Recorded data:
══════════════════════════════

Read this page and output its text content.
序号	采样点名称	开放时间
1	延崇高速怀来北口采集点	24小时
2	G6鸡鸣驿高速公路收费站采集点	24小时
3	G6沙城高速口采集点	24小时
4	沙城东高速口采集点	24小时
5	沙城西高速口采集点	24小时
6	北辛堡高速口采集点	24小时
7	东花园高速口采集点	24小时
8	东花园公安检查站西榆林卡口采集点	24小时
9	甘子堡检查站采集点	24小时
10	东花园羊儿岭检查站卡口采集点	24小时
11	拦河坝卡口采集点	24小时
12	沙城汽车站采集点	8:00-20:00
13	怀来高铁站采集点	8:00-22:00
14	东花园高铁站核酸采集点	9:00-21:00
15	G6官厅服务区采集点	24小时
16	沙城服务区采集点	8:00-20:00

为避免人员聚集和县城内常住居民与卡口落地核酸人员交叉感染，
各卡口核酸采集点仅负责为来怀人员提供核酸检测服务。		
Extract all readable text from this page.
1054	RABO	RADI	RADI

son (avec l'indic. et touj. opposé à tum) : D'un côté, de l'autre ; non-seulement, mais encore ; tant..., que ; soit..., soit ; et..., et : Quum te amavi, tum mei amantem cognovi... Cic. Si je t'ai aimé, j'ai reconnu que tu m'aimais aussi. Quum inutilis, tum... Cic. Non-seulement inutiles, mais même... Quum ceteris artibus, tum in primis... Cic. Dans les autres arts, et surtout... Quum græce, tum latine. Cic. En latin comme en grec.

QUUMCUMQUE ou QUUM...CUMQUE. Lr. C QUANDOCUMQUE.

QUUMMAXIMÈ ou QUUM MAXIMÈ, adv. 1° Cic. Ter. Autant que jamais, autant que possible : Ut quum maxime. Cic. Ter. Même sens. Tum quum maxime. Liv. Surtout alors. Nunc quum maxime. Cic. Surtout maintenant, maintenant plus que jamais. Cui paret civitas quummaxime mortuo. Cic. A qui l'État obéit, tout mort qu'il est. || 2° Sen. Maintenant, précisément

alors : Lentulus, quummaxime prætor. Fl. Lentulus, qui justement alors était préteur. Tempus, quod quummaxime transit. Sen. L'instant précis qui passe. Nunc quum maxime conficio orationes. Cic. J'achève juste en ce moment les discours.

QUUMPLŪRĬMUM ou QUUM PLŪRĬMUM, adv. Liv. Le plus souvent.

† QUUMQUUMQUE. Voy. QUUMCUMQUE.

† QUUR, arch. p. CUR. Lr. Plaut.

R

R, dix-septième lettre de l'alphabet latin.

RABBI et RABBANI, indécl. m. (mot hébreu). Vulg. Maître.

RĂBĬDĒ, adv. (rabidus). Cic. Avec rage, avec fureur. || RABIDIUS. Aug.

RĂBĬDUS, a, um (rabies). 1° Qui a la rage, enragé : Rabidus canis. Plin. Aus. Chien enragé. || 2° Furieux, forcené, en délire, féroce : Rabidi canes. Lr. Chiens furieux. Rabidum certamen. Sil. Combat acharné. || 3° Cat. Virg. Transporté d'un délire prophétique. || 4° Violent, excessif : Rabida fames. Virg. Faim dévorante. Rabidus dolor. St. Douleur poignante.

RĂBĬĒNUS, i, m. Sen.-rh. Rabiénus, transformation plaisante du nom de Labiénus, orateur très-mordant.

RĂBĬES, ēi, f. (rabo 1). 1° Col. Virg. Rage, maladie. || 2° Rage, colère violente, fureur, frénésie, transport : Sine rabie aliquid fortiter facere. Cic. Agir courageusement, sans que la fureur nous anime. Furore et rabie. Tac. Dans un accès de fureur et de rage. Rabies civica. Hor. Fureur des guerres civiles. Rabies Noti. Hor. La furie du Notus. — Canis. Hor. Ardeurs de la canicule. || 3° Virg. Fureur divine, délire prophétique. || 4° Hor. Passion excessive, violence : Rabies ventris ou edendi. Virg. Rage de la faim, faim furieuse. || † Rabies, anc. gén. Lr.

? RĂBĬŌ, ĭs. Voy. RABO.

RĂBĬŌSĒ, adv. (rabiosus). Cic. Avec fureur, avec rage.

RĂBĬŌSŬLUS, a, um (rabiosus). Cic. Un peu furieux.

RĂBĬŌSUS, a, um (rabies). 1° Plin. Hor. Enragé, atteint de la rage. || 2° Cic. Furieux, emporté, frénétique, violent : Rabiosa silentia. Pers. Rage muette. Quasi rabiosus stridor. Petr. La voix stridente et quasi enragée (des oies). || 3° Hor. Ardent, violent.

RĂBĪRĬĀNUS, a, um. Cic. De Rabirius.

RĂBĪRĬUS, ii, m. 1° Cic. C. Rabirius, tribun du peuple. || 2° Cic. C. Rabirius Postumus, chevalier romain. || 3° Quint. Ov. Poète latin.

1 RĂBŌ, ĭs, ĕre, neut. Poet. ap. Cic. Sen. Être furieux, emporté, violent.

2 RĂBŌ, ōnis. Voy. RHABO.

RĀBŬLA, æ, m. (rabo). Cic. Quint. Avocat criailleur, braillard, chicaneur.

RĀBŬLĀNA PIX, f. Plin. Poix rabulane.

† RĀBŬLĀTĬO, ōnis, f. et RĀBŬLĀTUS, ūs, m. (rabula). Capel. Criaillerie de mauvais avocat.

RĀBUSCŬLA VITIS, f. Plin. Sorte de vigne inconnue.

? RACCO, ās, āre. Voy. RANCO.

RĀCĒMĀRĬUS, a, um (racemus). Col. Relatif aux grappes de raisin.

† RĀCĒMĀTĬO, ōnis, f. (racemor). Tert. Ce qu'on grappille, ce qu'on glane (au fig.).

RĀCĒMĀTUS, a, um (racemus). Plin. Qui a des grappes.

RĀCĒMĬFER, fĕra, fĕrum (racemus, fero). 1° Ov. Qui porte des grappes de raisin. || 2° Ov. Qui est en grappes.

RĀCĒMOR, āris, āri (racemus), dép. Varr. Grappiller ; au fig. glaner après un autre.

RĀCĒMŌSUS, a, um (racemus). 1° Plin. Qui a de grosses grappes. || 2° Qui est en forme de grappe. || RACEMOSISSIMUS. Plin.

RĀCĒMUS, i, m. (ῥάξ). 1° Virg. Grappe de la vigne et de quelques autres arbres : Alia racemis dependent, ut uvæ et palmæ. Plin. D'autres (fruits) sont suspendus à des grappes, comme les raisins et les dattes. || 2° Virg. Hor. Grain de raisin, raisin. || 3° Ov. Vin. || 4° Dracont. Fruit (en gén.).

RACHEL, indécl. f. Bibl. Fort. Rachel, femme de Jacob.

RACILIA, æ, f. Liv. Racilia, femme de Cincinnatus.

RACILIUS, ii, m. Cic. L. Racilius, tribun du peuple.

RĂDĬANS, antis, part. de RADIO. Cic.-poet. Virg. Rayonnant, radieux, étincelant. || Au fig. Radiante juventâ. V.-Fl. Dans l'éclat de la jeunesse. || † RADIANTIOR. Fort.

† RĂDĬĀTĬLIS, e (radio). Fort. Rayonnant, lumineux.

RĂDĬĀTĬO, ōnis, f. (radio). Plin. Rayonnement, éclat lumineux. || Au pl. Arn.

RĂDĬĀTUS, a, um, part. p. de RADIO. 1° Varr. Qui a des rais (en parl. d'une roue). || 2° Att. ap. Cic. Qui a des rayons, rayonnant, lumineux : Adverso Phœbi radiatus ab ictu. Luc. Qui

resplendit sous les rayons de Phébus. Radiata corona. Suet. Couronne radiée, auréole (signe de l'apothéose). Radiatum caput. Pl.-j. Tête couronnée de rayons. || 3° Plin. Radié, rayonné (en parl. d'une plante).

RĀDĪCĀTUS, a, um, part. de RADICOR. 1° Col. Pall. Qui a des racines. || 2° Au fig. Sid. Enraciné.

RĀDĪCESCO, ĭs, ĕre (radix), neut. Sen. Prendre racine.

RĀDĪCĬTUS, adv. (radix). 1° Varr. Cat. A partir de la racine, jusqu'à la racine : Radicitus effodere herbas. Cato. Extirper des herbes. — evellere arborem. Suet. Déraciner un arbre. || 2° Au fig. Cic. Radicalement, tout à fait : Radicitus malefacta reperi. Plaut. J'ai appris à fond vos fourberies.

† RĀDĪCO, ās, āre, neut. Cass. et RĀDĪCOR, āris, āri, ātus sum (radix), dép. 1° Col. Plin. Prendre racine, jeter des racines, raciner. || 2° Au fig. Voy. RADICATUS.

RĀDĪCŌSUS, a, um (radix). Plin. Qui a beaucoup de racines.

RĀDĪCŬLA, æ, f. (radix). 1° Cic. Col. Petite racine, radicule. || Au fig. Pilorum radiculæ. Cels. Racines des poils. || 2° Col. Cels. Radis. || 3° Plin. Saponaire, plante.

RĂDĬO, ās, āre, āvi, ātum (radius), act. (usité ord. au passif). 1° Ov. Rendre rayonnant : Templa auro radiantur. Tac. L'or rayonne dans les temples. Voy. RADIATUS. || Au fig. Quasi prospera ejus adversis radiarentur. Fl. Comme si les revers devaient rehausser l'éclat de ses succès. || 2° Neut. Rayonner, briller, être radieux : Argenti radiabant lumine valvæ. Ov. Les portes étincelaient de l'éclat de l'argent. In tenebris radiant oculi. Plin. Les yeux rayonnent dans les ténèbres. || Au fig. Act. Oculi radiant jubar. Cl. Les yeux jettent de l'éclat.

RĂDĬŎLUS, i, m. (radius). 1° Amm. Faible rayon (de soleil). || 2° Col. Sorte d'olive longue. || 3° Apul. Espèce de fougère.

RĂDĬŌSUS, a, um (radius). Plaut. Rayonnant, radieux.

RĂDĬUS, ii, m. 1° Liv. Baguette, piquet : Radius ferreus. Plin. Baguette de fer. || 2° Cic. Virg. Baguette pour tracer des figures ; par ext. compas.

══════════════════════════════

Exercise aim: Say the number of lines in the records above that include the string "Rabirius", and no more.

Task response: 2